◆ OBJECTIVE
Gather up the lines with the word "JSON" in them.

A run of records:
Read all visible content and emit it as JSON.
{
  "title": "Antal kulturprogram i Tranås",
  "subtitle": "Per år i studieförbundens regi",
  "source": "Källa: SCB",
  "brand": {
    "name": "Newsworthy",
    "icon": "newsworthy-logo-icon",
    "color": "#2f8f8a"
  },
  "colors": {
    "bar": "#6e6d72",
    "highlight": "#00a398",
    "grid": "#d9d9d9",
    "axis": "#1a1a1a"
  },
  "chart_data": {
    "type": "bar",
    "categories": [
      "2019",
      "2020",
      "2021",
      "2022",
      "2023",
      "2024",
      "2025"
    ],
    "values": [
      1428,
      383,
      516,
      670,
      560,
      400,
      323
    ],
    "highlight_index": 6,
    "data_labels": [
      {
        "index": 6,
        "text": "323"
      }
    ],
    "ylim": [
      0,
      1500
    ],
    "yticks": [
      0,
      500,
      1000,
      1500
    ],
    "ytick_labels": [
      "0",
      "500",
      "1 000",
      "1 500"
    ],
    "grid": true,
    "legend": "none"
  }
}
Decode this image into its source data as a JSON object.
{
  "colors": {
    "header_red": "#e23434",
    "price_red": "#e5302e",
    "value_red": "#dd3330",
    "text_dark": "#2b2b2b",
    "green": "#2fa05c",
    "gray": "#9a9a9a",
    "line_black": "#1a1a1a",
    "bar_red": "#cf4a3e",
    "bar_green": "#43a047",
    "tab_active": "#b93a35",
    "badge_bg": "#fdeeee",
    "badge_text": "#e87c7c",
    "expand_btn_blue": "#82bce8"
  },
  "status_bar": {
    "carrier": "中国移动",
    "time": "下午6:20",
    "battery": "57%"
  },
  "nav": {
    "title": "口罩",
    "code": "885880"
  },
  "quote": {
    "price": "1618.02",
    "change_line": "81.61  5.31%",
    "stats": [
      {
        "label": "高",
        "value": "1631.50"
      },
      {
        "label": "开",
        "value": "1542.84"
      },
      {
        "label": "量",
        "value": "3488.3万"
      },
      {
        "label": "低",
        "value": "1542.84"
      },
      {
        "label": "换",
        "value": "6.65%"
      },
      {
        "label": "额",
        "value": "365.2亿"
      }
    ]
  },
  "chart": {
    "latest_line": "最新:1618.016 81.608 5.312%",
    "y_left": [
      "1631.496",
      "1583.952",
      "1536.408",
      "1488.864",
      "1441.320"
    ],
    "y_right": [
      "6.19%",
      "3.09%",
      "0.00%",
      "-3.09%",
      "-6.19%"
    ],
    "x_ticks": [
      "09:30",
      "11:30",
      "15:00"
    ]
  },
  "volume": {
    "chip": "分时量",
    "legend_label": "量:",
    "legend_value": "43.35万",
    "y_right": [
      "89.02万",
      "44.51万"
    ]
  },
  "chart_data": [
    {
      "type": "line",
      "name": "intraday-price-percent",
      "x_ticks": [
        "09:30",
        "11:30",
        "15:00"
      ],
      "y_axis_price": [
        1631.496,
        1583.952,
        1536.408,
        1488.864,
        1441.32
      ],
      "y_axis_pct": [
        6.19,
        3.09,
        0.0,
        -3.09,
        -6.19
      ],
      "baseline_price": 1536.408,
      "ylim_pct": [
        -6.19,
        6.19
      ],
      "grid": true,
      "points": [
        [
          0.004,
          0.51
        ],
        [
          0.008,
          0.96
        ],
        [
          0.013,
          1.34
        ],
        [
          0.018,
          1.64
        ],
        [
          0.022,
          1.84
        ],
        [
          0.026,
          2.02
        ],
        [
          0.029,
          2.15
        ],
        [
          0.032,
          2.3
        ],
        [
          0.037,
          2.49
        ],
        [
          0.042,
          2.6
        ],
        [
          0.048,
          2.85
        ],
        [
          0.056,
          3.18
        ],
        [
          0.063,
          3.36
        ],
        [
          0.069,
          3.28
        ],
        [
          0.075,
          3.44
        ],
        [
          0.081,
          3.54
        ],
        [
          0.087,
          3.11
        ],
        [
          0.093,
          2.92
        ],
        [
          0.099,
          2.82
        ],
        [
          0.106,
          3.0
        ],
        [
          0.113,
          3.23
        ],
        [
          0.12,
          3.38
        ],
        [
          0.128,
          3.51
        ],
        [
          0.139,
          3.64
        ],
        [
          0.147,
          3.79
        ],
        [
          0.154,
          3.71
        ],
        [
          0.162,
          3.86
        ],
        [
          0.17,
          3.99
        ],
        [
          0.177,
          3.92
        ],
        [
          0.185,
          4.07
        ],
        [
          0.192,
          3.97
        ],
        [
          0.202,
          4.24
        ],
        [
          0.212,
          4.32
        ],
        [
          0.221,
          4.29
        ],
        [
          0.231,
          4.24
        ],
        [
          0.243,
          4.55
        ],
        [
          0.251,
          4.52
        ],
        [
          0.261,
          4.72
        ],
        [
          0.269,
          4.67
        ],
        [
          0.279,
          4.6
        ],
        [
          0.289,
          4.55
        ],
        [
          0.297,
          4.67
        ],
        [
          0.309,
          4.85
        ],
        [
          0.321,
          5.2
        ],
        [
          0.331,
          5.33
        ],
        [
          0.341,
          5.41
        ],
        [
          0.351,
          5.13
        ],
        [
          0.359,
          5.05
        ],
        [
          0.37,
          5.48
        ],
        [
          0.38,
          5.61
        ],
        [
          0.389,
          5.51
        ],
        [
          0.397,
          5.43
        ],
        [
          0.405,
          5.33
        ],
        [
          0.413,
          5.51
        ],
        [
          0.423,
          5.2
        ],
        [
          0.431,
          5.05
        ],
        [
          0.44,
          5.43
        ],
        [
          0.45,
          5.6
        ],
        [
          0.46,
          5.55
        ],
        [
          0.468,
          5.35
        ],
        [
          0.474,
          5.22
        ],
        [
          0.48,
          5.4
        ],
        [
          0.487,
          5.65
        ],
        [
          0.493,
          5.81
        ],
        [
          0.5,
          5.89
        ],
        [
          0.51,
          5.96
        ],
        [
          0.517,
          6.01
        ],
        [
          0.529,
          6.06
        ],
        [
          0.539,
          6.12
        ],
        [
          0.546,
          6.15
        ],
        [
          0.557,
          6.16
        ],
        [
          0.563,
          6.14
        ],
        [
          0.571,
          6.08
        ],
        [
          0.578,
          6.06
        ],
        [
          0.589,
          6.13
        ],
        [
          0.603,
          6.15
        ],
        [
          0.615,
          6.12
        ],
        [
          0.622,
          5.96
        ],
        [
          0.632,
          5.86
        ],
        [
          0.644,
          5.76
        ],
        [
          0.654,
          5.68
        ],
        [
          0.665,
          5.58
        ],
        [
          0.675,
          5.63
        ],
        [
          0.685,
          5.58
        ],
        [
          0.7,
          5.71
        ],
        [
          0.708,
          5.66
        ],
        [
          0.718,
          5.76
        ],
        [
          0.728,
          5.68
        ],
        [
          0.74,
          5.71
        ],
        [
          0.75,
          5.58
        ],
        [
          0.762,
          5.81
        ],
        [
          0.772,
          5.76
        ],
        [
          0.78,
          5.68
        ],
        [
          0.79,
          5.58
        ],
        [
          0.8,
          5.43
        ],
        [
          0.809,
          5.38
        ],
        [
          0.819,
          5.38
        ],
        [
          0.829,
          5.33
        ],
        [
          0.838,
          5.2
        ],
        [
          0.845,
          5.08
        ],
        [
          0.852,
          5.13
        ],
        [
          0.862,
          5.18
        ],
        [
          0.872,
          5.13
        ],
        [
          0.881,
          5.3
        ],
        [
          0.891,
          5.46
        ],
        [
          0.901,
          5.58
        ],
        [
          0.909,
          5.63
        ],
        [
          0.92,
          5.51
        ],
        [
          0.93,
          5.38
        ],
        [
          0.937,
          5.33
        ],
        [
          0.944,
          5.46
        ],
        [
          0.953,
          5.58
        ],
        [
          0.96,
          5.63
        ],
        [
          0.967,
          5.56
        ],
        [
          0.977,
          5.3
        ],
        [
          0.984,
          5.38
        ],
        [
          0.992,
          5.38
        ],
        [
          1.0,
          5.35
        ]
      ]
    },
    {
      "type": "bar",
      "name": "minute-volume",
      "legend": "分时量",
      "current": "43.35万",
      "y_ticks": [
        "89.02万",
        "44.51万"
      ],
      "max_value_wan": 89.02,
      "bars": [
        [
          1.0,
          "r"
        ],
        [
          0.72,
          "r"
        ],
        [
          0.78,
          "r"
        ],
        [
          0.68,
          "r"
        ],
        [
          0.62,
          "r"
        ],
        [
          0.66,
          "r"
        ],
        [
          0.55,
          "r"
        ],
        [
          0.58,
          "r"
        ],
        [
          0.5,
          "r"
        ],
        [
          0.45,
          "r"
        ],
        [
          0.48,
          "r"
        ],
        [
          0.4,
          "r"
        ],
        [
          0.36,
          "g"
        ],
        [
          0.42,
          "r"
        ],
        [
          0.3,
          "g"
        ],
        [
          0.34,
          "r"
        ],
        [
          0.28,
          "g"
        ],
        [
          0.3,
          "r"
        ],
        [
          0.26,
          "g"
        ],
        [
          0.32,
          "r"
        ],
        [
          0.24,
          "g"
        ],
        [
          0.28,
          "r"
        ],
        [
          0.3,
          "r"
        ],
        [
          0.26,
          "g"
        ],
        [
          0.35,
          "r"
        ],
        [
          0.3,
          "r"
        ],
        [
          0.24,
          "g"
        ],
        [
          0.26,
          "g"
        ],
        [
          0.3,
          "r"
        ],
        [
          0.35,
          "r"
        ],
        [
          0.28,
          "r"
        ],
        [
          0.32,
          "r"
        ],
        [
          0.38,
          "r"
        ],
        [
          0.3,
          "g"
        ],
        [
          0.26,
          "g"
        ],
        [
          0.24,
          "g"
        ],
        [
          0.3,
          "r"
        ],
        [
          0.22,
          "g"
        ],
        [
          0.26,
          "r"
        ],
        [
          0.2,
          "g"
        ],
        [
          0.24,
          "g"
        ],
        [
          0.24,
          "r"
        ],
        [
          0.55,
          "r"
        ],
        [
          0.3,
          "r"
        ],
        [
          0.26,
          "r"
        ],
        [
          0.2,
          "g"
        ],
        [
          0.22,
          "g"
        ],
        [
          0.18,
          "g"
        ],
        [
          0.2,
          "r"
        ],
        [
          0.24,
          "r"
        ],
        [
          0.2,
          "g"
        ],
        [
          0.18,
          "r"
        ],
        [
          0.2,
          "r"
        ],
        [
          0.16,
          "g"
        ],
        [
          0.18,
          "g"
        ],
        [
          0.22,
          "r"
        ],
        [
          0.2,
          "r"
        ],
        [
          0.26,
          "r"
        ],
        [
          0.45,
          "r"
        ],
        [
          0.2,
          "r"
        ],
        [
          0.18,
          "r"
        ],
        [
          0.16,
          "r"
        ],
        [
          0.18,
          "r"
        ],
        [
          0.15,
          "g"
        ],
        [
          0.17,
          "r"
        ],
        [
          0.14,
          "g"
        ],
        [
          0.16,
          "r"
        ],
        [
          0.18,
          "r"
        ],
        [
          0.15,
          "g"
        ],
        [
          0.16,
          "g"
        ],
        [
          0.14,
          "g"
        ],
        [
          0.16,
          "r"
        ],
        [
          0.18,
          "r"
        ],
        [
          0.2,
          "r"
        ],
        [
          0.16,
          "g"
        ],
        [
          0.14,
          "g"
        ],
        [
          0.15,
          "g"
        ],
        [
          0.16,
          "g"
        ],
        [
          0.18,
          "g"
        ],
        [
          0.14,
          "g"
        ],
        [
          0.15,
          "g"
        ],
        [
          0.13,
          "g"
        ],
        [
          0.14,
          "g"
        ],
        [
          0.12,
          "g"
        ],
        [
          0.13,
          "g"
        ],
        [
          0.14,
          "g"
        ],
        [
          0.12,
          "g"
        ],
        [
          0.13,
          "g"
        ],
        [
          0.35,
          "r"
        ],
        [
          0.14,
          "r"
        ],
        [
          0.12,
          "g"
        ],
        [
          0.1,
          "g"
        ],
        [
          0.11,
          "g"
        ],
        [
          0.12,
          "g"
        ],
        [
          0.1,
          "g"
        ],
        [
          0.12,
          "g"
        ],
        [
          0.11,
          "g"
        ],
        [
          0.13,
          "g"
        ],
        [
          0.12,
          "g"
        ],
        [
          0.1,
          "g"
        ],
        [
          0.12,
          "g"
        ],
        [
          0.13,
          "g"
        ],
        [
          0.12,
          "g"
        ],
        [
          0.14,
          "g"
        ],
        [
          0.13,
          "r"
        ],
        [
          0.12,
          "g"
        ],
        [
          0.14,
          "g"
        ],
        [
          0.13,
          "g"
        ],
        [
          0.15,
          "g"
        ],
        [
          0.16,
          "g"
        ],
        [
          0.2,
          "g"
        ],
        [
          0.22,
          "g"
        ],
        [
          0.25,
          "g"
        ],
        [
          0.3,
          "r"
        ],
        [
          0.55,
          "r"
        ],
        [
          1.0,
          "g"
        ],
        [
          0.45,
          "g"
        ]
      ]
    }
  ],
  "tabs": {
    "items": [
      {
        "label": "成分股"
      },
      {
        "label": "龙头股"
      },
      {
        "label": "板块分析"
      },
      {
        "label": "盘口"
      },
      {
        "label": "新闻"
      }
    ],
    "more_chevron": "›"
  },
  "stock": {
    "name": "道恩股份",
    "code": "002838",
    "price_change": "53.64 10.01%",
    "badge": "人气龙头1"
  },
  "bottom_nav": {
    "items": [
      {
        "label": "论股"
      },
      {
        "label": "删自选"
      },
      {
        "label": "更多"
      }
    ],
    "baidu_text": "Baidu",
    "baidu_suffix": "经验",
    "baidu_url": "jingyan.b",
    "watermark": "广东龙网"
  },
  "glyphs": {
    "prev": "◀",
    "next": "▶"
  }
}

◆ SOLUTION TO THIS TASK
Read all visible content and emit it as JSON.
Decode this image into its source data as a JSON object.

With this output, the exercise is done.